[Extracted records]
— Start —
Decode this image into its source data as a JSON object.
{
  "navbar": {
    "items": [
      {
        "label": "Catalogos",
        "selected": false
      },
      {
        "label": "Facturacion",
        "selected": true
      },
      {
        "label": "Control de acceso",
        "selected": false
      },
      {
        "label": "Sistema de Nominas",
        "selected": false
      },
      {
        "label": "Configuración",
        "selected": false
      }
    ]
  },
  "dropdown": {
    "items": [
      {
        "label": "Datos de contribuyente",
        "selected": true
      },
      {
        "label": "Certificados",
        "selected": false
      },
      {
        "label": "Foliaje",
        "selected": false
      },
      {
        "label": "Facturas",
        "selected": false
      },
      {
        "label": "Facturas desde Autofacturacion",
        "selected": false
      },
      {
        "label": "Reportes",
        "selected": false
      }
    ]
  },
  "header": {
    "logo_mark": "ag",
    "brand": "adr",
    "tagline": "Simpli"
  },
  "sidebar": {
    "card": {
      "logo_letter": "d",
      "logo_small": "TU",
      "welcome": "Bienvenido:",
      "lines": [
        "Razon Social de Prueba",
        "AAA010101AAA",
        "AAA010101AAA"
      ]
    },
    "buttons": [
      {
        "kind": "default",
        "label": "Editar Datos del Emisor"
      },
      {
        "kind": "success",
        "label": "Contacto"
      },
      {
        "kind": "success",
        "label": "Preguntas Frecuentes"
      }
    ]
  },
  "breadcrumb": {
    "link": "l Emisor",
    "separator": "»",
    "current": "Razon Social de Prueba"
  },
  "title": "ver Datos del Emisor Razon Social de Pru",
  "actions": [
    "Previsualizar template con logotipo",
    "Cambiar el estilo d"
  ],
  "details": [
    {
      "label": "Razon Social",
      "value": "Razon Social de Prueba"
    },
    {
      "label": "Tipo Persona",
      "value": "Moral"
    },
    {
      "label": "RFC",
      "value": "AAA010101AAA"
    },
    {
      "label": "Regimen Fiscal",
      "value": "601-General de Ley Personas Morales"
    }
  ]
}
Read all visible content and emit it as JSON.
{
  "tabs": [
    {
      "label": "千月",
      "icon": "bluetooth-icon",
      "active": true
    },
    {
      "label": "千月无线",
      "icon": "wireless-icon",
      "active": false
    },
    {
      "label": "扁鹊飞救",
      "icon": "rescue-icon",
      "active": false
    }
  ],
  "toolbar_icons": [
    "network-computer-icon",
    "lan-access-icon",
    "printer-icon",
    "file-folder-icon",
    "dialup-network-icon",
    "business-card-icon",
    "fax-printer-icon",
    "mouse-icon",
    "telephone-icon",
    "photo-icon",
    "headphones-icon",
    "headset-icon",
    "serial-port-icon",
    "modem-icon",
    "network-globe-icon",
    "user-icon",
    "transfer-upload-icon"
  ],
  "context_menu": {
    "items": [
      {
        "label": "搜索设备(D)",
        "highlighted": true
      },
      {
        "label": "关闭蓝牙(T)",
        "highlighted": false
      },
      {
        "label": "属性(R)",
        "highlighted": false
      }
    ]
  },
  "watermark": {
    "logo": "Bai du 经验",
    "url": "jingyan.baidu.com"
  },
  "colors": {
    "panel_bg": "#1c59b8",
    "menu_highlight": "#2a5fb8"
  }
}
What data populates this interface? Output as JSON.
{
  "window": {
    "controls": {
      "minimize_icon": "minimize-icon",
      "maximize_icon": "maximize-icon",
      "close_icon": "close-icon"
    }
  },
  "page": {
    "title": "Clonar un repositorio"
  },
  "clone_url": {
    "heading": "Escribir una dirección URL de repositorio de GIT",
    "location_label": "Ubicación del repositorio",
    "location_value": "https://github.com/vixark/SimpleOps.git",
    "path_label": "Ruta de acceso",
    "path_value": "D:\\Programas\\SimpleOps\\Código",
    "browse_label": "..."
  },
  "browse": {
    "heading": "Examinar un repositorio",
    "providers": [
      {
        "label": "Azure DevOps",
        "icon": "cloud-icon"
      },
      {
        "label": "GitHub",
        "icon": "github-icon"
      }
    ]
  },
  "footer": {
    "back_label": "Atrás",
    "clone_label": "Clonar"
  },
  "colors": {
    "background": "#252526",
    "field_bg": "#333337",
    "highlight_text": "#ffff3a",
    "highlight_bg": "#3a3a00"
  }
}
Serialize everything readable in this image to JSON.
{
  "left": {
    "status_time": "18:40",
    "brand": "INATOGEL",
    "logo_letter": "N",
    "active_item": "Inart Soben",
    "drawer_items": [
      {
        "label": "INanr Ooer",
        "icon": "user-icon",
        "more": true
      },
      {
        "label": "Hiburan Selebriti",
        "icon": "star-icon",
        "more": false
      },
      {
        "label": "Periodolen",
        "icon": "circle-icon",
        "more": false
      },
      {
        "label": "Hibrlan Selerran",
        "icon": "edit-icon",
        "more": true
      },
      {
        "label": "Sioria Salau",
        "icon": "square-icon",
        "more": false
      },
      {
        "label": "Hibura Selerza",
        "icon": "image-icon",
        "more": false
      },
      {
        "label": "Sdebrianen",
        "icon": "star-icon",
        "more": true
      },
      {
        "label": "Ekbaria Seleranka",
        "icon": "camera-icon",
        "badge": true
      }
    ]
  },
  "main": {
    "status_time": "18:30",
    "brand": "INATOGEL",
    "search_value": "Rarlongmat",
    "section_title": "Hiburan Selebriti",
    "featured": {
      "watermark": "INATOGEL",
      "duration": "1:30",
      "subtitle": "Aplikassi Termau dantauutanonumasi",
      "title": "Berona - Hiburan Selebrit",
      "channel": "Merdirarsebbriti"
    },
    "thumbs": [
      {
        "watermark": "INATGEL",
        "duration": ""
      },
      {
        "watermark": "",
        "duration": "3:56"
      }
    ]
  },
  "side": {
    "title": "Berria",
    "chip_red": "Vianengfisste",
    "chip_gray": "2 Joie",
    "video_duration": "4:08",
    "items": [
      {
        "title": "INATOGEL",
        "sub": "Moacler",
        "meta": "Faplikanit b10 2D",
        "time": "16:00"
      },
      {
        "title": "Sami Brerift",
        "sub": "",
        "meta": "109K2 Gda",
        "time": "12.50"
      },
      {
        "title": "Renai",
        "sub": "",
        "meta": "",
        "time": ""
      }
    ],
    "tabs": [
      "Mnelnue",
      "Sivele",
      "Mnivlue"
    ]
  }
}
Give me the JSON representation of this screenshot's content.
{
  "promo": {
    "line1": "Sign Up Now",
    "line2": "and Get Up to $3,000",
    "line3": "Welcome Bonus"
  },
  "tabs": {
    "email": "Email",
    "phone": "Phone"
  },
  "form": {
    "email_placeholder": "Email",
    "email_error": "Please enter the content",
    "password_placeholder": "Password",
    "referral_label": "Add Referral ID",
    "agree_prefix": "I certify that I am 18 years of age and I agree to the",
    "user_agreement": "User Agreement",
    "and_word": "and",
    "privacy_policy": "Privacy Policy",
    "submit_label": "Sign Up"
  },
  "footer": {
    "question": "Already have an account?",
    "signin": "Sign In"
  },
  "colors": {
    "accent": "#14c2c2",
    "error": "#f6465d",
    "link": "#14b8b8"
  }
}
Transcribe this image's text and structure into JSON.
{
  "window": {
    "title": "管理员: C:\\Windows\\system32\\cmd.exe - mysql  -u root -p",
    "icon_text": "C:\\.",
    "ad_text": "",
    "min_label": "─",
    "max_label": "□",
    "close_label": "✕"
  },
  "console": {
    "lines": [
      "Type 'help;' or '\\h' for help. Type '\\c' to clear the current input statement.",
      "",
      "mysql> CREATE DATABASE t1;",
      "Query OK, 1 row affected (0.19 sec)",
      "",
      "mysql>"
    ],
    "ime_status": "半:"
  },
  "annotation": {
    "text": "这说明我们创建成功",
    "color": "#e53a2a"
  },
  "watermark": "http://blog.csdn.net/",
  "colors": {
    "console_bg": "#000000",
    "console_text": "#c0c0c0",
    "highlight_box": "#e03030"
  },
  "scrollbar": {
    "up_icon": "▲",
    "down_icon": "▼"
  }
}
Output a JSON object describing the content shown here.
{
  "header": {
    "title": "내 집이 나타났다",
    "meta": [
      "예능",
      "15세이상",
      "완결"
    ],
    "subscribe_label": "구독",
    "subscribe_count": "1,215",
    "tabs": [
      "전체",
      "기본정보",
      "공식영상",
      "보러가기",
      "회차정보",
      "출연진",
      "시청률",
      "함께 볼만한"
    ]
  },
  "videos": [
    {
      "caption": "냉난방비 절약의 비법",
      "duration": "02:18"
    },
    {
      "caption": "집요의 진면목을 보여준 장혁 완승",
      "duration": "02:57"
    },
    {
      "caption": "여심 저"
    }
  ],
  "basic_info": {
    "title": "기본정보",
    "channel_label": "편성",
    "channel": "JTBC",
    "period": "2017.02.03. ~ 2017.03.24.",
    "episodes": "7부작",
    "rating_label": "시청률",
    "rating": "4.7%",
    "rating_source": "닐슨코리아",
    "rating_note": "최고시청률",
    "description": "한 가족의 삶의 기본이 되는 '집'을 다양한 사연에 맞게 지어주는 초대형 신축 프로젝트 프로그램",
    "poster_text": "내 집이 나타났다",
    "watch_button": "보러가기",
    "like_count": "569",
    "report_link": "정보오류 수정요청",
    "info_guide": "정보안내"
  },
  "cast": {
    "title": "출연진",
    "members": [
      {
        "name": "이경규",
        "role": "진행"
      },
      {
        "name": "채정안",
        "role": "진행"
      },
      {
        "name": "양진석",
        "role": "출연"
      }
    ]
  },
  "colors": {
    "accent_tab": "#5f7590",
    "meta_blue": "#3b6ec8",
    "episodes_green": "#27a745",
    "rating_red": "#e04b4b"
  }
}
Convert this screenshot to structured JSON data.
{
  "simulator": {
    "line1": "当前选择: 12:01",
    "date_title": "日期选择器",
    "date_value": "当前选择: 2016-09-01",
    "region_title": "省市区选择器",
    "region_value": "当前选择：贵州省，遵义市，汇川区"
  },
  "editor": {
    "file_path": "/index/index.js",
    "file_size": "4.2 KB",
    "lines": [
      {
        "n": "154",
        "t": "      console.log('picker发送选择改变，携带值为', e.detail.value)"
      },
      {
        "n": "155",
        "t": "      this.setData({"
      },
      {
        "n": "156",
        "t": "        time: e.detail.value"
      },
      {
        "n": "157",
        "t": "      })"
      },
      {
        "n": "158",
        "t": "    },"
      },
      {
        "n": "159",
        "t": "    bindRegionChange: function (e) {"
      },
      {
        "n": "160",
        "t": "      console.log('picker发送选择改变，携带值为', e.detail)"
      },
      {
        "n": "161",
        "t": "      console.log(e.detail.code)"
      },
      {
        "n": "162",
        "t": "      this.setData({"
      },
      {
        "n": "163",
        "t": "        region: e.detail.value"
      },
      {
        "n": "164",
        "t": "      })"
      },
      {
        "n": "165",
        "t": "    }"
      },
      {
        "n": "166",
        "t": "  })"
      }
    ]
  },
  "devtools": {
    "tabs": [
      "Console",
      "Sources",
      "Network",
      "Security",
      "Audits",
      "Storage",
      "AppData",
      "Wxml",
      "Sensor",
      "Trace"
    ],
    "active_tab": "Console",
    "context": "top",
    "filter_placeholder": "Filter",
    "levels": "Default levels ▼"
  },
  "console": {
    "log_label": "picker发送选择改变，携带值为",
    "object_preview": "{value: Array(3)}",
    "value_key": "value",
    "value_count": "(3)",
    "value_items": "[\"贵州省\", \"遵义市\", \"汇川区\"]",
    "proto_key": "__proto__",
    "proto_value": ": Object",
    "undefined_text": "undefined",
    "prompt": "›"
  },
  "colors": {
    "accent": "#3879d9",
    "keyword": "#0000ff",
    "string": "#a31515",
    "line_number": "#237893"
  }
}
— End —
• **The task**
Copy out all lines from the material above that contain the string "SimpleOps".

• **Correct response**
    "location_value": "https://github.com/vixark/SimpleOps.git",
    "path_value": "D:\\Programas\\SimpleOps\\Código",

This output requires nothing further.